**RECORD SET**
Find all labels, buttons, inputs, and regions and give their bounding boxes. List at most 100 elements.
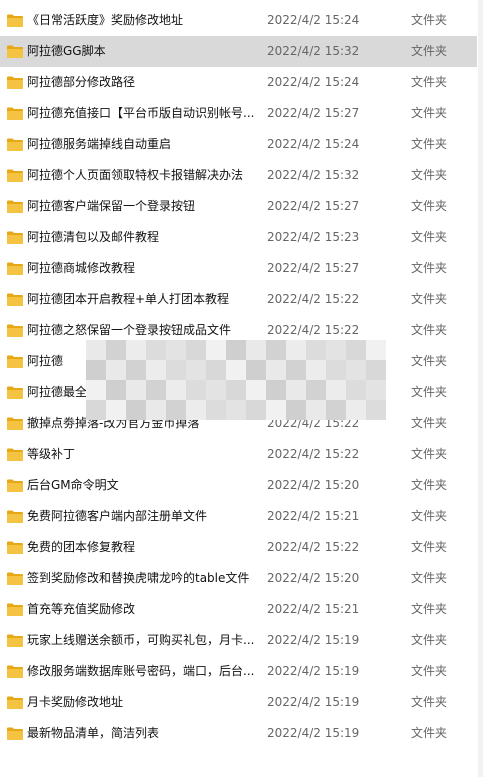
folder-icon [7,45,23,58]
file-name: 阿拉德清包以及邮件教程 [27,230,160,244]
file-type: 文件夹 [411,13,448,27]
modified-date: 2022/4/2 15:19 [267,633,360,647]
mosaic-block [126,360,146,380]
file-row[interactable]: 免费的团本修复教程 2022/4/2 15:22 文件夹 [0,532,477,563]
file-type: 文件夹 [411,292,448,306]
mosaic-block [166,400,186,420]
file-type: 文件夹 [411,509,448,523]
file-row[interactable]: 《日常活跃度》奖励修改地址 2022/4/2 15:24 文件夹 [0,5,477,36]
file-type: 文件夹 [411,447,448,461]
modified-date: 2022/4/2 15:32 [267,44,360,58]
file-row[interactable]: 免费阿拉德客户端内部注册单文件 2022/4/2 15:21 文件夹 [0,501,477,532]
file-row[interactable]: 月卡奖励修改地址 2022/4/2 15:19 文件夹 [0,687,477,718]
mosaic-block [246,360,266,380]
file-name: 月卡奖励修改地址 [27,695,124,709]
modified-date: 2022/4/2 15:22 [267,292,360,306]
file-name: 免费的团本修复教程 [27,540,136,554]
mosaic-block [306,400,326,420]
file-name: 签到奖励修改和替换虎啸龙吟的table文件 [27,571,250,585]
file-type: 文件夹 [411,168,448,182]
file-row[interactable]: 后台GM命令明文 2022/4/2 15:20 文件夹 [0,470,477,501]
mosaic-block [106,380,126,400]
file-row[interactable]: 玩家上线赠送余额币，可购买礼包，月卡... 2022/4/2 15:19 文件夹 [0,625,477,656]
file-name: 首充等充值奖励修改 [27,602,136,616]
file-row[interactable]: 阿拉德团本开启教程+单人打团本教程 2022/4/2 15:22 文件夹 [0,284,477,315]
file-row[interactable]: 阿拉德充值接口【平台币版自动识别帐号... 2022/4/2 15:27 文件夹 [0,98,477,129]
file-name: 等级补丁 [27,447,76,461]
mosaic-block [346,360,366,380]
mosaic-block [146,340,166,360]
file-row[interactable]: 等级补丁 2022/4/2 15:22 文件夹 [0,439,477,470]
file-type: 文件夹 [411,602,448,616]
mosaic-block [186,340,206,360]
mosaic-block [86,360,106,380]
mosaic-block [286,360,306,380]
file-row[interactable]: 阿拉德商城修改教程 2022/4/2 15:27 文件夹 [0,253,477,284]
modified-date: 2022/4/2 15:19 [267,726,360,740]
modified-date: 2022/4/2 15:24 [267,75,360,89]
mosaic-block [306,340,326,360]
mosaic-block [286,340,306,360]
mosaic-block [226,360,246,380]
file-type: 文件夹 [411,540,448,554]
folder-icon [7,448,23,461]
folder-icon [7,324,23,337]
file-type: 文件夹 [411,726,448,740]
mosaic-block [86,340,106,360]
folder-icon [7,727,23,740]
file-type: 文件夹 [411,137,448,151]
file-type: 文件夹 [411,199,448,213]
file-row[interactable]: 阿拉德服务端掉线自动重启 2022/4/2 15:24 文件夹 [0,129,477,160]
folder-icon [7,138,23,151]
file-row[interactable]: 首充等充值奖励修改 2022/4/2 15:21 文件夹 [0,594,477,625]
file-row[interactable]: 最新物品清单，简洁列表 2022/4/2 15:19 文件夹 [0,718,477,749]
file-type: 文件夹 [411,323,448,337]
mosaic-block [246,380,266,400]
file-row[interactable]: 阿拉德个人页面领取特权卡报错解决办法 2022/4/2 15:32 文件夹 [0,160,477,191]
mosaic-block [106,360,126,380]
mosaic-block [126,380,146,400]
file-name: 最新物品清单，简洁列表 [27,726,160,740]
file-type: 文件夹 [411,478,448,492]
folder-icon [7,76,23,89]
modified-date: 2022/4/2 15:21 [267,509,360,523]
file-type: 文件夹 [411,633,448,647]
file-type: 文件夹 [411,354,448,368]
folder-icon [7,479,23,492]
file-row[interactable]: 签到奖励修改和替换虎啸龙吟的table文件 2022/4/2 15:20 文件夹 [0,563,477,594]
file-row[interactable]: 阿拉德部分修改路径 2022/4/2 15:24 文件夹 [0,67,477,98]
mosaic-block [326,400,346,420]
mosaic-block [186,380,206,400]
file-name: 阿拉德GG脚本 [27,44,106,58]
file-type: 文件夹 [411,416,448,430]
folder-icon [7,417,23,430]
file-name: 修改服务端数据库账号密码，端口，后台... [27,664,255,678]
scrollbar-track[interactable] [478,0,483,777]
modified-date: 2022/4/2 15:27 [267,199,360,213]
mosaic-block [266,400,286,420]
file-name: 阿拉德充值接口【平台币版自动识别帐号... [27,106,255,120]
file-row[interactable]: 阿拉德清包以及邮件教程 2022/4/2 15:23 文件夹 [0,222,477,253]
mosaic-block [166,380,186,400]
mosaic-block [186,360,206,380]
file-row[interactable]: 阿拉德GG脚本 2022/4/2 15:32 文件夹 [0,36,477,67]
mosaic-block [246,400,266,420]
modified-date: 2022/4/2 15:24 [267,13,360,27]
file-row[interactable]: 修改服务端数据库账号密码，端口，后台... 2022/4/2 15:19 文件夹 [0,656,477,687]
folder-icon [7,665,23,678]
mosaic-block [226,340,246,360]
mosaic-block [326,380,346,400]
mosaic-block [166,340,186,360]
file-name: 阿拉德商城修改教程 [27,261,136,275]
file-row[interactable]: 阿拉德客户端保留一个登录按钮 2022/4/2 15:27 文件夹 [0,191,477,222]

**SET PROBLEM**
Give the records above as a JSON list of strings, one string for each line, with blank lines and pictures left out.

**RESPONSE FOR THIS EXERCISE**
[
  "Find all labels, buttons, inputs, and regions and give their bounding boxes. List at most 100 elements.",
  "folder-icon [7,45,23,58]",
  "file-name: 阿拉德清包以及邮件教程 [27,230,160,244]",
  "file-type: 文件夹 [411,13,448,27]",
  "modified-date: 2022/4/2 15:19 [267,633,360,647]",
  "mosaic-block [126,360,146,380]",
  "file-row[interactable]: 免费的团本修复教程 2022/4/2 15:22 文件夹 [0,532,477,563]",
  "file-type: 文件夹 [411,292,448,306]",
  "mosaic-block [166,400,186,420]",
  "file-type: 文件夹 [411,509,448,523]",
  "file-row[interactable]: 《日常活跃度》奖励修改地址 2022/4/2 15:24 文件夹 [0,5,477,36]",
  "file-type: 文件夹 [411,447,448,461]",
  "modified-date: 2022/4/2 15:32 [267,44,360,58]",
  "file-row[interactable]: 免费阿拉德客户端内部注册单文件 2022/4/2 15:21 文件夹 [0,501,477,532]",
  "file-row[interactable]: 月卡奖励修改地址 2022/4/2 15:19 文件夹 [0,687,477,718]",
  "mosaic-block [246,360,266,380]",
  "file-name: 月卡奖励修改地址 [27,695,124,709]",
  "modified-date: 2022/4/2 15:22 [267,292,360,306]",
  "file-name: 免费的团本修复教程 [27,540,136,554]",
  "mosaic-block [306,400,326,420]",
  "file-name: 签到奖励修改和替换虎啸龙吟的table文件 [27,571,250,585]",
  "file-type: 文件夹 [411,168,448,182]",
  "file-row[interactable]: 后台GM命令明文 2022/4/2 15:20 文件夹 [0,470,477,501]",
  "mosaic-block [106,380,126,400]",
  "file-row[interactable]: 玩家上线赠送余额币，可购买礼包，月卡... 2022/4/2 15:19 文件夹 [0,625,477,656]",
  "file-name: 首充等充值奖励修改 [27,602,136,616]",
  "file-row[interactable]: 阿拉德团本开启教程+单人打团本教程 2022/4/2 15:22 文件夹 [0,284,477,315]",
  "file-row[interactable]: 阿拉德充值接口【平台币版自动识别帐号... 2022/4/2 15:27 文件夹 [0,98,477,129]",
  "file-name: 等级补丁 [27,447,76,461]",
  "mosaic-block [346,360,366,380]",
  "mosaic-block [146,340,166,360]",
  "file-row[interactable]: 等级补丁 2022/4/2 15:22 文件夹 [0,439,477,470]",
  "file-type: 文件夹 [411,602,448,616]",
  "mosaic-block [186,340,206,360]",
  "mosaic-block [86,360,106,380]",
  "mosaic-block [286,360,306,380]",
  "file-row[interactable]: 阿拉德商城修改教程 2022/4/2 15:27 文件夹 [0,253,477,284]",
  "modified-date: 2022/4/2 15:19 [267,726,360,740]",
  "modified-date: 2022/4/2 15:24 [267,75,360,89]",
  "mosaic-block [306,340,326,360]",
  "mosaic-block [286,340,306,360]",
  "mosaic-block [226,360,246,380]",
  "file-type: 文件夹 [411,540,448,554]",
  "folder-icon [7,448,23,461]",
  "folder-icon [7,324,23,337]",
  "file-type: 文件夹 [411,726,448,740]",
  "mosaic-block [86,340,106,360]",
  "folder-icon [7,727,23,740]",
  "file-type: 文件夹 [411,137,448,151]",
  "file-type: 文件夹 [411,199,448,213]",
  "file-row[interactable]: 阿拉德服务端掉线自动重启 2022/4/2 15:24 文件夹 [0,129,477,160]",
  "folder-icon [7,138,23,151]",
  "file-row[interactable]: 首充等充值奖励修改 2022/4/2 15:21 文件夹 [0,594,477,625]",
  "file-row[interactable]: 最新物品清单，简洁列表 2022/4/2 15:19 文件夹 [0,718,477,749]",
  "file-type: 文件夹 [411,323,448,337]",
  "mosaic-block [246,380,266,400]",
  "file-row[interactable]: 阿拉德个人页面领取特权卡报错解决办法 2022/4/2 15:32 文件夹 [0,160,477,191]",
  "mosaic-block [106,360,126,380]",
  "mosaic-block [126,380,146,400]",
  "file-name: 最新物品清单，简洁列表 [27,726,160,740]",
  "file-type: 文件夹 [411,478,448,492]",
  "folder-icon [7,76,23,89]",
  "modified-date: 2022/4/2 15:21 [267,509,360,523]",
  "file-type: 文件夹 [411,633,448,647]",
  "file-type: 文件夹 [411,354,448,368]",
  "folder-icon [7,479,23,492]",
  "file-row[interactable]: 签到奖励修改和替换虎啸龙吟的table文件 2022/4/2 15:20 文件夹 [0,563,477,594]",
  "file-row[interactable]: 阿拉德部分修改路径 2022/4/2 15:24 文件夹 [0,67,477,98]",
  "mosaic-block [326,400,346,420]",
  "mosaic-block [186,380,206,400]",
  "file-name: 阿拉德GG脚本 [27,44,106,58]",
  "file-type: 文件夹 [411,416,448,430]",
  "folder-icon [7,417,23,430]",
  "file-name: 修改服务端数据库账号密码，端口，后台... [27,664,255,678]",
  "scrollbar-track[interactable] [478,0,483,777]",
  "modified-date: 2022/4/2 15:27 [267,199,360,213]",
  "mosaic-block [266,400,286,420]",
  "file-name: 阿拉德充值接口【平台币版自动识别帐号... [27,106,255,120]",
  "file-row[interactable]: 阿拉德清包以及邮件教程 2022/4/2 15:23 文件夹 [0,222,477,253]",
  "mosaic-block [166,380,186,400]",
  "mosaic-block [186,360,206,380]",
  "file-row[interactable]: 阿拉德GG脚本 2022/4/2 15:32 文件夹 [0,36,477,67]",
  "mosaic-block [246,400,266,420]",
  "modified-date: 2022/4/2 15:24 [267,13,360,27]",
  "file-row[interactable]: 修改服务端数据库账号密码，端口，后台... 2022/4/2 15:19 文件夹 [0,656,477,687]",
  "folder-icon [7,665,23,678]",
  "mosaic-block [226,340,246,360]",
  "mosaic-block [326,380,346,400]",
  "mosaic-block [166,340,186,360]",
  "file-name: 阿拉德商城修改教程 [27,261,136,275]",
  "file-row[interactable]: 阿拉德客户端保留一个登录按钮 2022/4/2 15:27 文件夹 [0,191,477,222]"
]